**Challenge**
In the entries that follow, how many lines contain "text"? Answer with the number only.
'''
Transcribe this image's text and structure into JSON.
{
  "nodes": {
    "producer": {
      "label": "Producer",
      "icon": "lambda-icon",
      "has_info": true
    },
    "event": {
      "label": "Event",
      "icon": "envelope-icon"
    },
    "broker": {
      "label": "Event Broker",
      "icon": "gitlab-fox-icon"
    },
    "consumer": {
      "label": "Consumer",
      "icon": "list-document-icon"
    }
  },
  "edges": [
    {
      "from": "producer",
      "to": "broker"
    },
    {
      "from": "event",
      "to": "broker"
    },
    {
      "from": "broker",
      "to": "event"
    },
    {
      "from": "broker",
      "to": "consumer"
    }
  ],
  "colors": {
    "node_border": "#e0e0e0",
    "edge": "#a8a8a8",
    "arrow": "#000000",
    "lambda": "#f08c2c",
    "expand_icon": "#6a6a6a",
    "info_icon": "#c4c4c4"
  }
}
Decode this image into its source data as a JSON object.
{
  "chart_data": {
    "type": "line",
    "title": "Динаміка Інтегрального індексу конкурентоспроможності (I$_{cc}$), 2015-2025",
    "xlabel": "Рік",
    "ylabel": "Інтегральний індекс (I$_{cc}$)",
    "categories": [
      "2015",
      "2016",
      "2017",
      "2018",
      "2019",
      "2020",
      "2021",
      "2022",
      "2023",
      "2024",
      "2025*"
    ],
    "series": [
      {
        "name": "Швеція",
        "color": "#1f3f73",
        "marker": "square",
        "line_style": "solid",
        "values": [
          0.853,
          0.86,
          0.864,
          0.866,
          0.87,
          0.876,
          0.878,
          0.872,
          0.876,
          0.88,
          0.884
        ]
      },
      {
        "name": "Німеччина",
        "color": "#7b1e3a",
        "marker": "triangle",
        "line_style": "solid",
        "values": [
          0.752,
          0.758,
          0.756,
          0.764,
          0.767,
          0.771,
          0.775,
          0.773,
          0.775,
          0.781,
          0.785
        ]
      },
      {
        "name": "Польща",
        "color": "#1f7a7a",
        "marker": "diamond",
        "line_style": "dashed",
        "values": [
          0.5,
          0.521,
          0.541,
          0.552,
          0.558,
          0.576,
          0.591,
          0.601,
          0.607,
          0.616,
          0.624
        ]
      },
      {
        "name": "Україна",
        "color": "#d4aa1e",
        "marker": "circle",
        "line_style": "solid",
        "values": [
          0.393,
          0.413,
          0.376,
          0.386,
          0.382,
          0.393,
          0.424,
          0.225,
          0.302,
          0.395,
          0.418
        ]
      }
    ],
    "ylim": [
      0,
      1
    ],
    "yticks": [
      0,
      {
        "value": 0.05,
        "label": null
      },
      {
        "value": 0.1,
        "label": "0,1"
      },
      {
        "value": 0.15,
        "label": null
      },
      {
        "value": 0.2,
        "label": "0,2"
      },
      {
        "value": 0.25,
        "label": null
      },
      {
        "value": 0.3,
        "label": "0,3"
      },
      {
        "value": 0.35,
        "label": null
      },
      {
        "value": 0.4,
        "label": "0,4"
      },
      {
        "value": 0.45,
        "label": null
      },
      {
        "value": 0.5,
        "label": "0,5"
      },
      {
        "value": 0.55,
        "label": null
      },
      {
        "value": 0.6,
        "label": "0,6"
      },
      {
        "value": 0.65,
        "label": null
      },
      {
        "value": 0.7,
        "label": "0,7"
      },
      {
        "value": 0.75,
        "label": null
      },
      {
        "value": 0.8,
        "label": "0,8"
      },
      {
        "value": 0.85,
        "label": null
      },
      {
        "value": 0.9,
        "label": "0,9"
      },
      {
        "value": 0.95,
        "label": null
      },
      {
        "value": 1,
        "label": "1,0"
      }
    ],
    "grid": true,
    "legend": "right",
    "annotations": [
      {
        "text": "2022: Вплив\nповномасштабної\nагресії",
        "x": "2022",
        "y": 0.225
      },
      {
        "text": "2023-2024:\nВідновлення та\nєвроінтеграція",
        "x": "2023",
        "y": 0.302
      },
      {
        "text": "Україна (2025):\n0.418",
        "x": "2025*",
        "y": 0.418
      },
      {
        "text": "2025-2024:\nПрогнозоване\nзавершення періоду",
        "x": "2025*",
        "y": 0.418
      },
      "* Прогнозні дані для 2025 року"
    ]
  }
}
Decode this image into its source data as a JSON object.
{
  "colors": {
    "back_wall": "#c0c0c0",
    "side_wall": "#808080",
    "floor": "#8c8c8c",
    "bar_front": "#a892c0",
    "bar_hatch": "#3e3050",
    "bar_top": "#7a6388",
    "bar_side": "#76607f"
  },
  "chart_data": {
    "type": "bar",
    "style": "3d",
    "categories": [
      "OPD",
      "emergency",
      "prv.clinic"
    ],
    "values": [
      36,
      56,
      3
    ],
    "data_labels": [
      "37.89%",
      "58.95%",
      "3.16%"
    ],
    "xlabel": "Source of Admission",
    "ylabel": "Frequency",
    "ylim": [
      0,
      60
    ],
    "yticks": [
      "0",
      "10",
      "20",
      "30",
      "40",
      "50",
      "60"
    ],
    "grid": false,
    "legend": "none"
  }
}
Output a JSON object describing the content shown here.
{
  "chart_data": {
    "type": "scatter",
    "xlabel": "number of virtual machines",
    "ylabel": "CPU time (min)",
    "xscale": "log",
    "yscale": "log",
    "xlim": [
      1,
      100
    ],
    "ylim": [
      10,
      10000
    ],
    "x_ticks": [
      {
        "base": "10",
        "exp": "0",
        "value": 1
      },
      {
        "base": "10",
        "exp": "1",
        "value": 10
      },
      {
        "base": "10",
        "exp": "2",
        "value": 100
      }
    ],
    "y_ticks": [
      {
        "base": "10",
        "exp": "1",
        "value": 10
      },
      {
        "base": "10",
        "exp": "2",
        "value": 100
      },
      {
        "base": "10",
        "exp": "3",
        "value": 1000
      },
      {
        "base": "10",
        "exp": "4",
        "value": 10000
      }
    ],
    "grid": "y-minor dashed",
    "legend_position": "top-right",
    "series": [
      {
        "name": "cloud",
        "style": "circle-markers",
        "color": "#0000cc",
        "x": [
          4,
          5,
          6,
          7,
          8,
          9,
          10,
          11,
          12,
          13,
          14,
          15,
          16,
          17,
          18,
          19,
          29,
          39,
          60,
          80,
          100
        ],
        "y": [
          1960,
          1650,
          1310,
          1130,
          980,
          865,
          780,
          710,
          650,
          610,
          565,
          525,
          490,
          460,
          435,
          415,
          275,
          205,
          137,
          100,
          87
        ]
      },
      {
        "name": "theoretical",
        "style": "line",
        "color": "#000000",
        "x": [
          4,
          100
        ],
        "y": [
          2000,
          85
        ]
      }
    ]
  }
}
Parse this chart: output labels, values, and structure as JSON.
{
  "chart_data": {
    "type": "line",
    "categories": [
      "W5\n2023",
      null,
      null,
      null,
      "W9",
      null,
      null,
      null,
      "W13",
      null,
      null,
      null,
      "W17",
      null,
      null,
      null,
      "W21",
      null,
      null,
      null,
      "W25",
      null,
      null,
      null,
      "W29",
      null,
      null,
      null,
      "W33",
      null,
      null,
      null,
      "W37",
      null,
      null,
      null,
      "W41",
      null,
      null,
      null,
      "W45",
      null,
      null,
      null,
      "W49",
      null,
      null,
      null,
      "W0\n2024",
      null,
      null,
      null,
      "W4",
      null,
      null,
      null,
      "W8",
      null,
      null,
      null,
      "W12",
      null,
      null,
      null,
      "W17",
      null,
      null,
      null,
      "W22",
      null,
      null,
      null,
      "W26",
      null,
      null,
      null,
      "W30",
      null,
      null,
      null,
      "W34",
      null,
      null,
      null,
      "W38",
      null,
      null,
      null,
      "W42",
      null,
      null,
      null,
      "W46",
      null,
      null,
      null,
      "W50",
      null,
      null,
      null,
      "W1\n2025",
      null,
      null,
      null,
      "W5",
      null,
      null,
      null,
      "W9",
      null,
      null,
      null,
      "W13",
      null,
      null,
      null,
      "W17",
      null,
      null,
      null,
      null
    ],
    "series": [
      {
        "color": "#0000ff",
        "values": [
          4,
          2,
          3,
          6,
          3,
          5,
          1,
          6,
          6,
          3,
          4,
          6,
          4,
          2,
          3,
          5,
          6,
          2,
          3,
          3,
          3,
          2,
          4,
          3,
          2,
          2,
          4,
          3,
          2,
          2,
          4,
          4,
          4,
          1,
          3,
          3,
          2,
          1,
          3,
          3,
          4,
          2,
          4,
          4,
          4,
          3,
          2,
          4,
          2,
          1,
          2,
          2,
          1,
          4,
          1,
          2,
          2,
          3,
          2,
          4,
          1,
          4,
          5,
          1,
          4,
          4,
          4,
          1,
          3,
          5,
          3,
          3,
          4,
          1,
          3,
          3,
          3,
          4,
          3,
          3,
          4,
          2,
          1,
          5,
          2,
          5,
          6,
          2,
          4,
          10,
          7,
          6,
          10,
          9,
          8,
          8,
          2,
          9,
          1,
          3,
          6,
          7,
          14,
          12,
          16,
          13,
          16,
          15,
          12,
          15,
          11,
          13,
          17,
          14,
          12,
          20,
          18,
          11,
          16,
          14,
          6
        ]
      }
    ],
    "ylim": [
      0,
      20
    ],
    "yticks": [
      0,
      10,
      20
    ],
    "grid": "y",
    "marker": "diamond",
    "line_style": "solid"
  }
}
'''
**Output for this task**
5